Records:

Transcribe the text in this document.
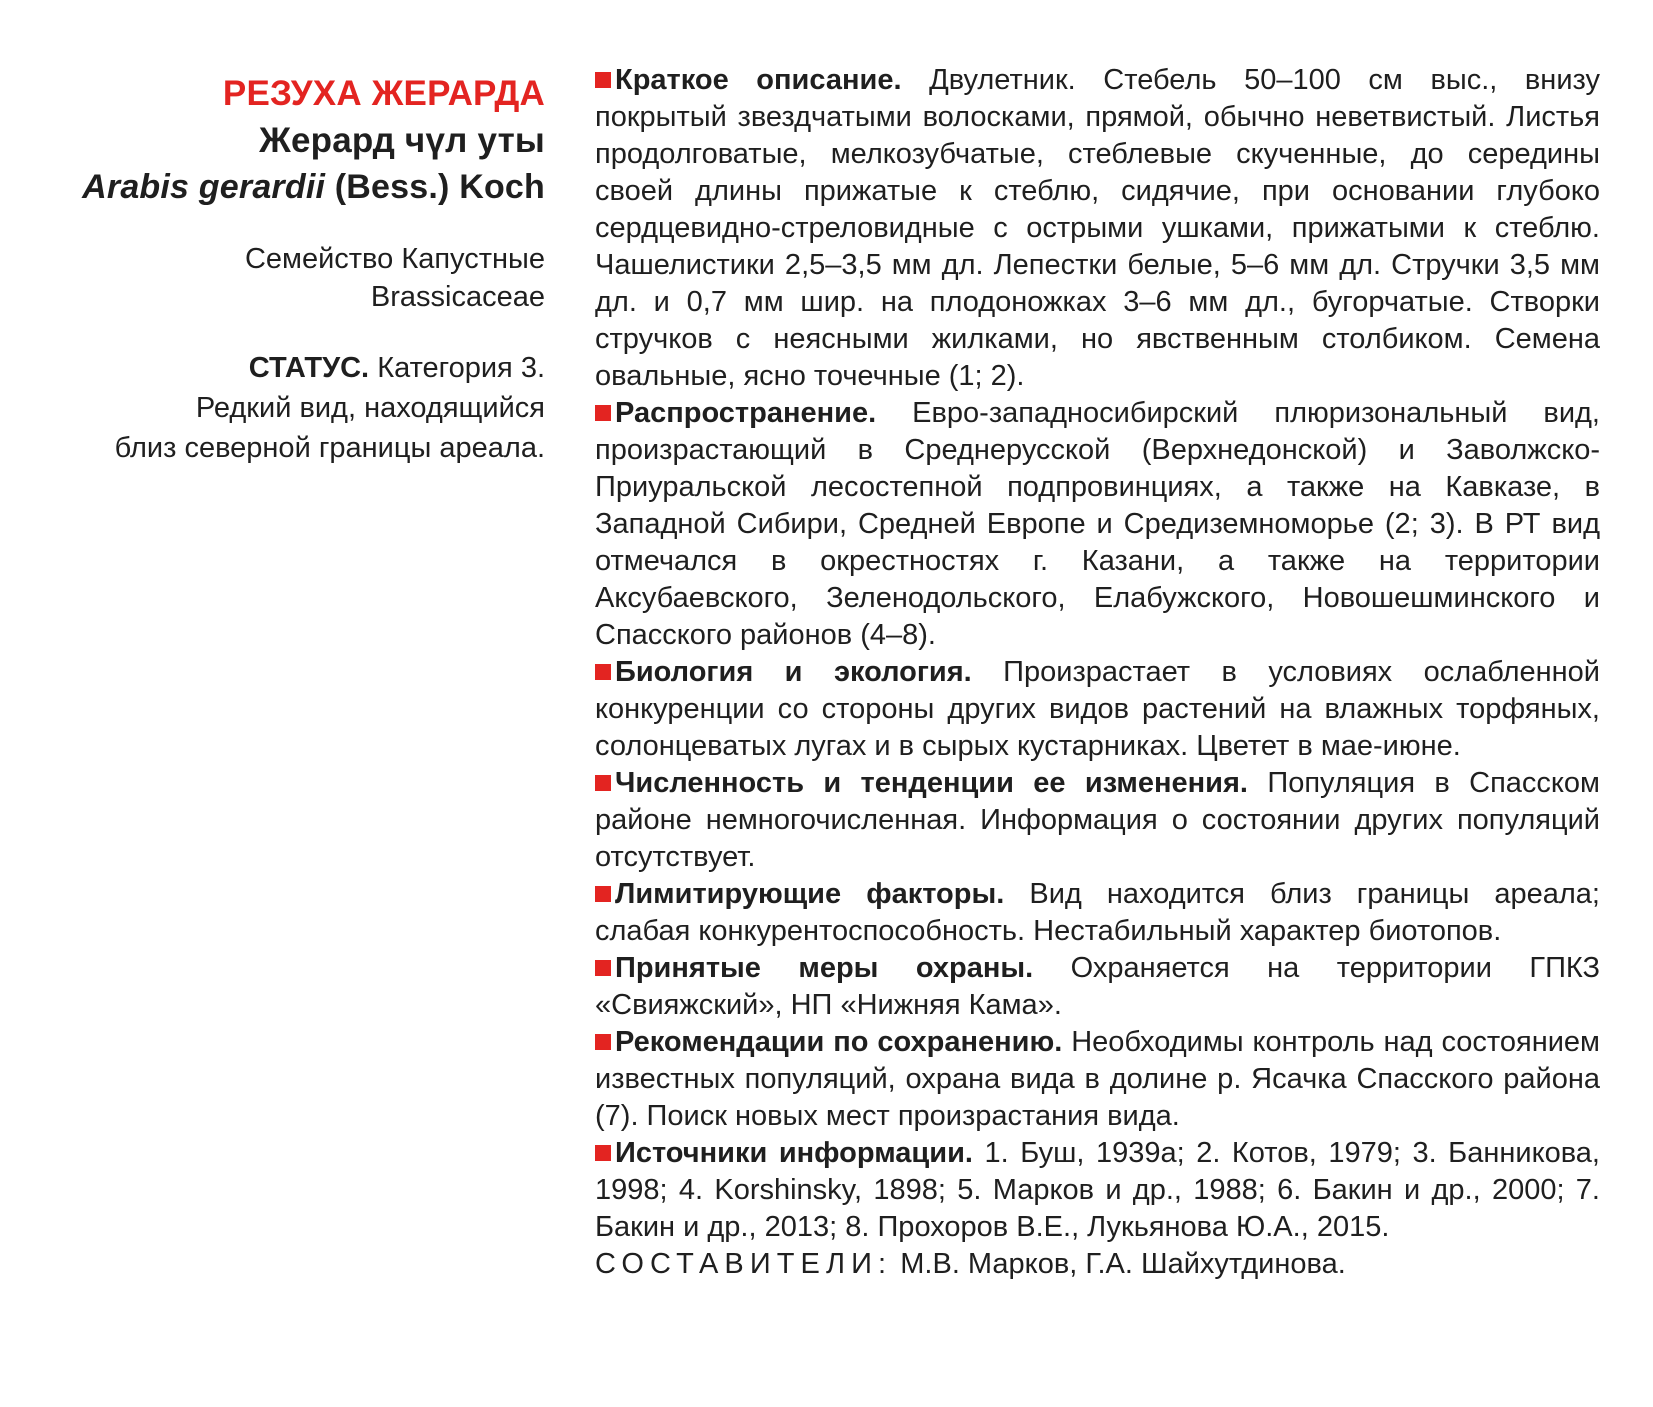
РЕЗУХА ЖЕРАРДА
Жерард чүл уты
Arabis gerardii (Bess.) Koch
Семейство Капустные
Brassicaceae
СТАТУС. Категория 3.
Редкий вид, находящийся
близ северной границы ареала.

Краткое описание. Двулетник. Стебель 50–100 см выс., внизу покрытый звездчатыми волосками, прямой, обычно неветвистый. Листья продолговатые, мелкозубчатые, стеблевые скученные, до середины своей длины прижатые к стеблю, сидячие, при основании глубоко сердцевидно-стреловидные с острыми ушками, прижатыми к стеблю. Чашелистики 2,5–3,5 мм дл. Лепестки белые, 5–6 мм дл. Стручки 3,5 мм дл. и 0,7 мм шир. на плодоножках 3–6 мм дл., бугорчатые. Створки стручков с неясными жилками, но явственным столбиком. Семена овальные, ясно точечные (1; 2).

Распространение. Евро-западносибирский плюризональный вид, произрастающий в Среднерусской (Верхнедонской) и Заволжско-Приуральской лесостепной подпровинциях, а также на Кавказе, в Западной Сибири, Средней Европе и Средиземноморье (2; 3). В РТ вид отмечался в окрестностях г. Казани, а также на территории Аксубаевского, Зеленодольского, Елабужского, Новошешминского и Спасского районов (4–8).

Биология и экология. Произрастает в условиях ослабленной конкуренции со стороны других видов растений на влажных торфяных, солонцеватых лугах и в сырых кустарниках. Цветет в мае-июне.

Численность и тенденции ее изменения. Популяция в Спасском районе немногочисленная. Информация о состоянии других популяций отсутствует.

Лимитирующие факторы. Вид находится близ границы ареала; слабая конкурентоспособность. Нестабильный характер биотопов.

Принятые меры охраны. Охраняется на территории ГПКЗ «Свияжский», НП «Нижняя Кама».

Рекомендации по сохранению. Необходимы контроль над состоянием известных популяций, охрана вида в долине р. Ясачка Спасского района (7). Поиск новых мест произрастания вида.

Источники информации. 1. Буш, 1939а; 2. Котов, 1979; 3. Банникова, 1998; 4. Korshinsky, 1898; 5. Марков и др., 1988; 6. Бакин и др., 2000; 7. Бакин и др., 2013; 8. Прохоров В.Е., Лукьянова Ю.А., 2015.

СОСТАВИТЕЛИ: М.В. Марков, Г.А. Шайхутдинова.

REQUEST: Without the pictures, repeat all the records word for word.

THE RESULT:
Transcribe the text in this document.
РЕЗУХА ЖЕРАРДА
Жерард чүл уты
Arabis gerardii (Bess.) Koch
Семейство Капустные
Brassicaceae
СТАТУС. Категория 3.
Редкий вид, находящийся
близ северной границы ареала.

Краткое описание. Двулетник. Стебель 50–100 см выс., внизу покрытый звездчатыми волосками, прямой, обычно неветвистый. Листья продолговатые, мелкозубчатые, стеблевые скученные, до середины своей длины прижатые к стеблю, сидячие, при основании глубоко сердцевидно-стреловидные с острыми ушками, прижатыми к стеблю. Чашелистики 2,5–3,5 мм дл. Лепестки белые, 5–6 мм дл. Стручки 3,5 мм дл. и 0,7 мм шир. на плодоножках 3–6 мм дл., бугорчатые. Створки стручков с неясными жилками, но явственным столбиком. Семена овальные, ясно точечные (1; 2).

Распространение. Евро-западносибирский плюризональный вид, произрастающий в Среднерусской (Верхнедонской) и Заволжско-Приуральской лесостепной подпровинциях, а также на Кавказе, в Западной Сибири, Средней Европе и Средиземноморье (2; 3). В РТ вид отмечался в окрестностях г. Казани, а также на территории Аксубаевского, Зеленодольского, Елабужского, Новошешминского и Спасского районов (4–8).

Биология и экология. Произрастает в условиях ослабленной конкуренции со стороны других видов растений на влажных торфяных, солонцеватых лугах и в сырых кустарниках. Цветет в мае-июне.

Численность и тенденции ее изменения. Популяция в Спасском районе немногочисленная. Информация о состоянии других популяций отсутствует.

Лимитирующие факторы. Вид находится близ границы ареала; слабая конкурентоспособность. Нестабильный характер биотопов.

Принятые меры охраны. Охраняется на территории ГПКЗ «Свияжский», НП «Нижняя Кама».

Рекомендации по сохранению. Необходимы контроль над состоянием известных популяций, охрана вида в долине р. Ясачка Спасского района (7). Поиск новых мест произрастания вида.

Источники информации. 1. Буш, 1939а; 2. Котов, 1979; 3. Банникова, 1998; 4. Korshinsky, 1898; 5. Марков и др., 1988; 6. Бакин и др., 2000; 7. Бакин и др., 2013; 8. Прохоров В.Е., Лукьянова Ю.А., 2015.

СОСТАВИТЕЛИ: М.В. Марков, Г.А. Шайхутдинова.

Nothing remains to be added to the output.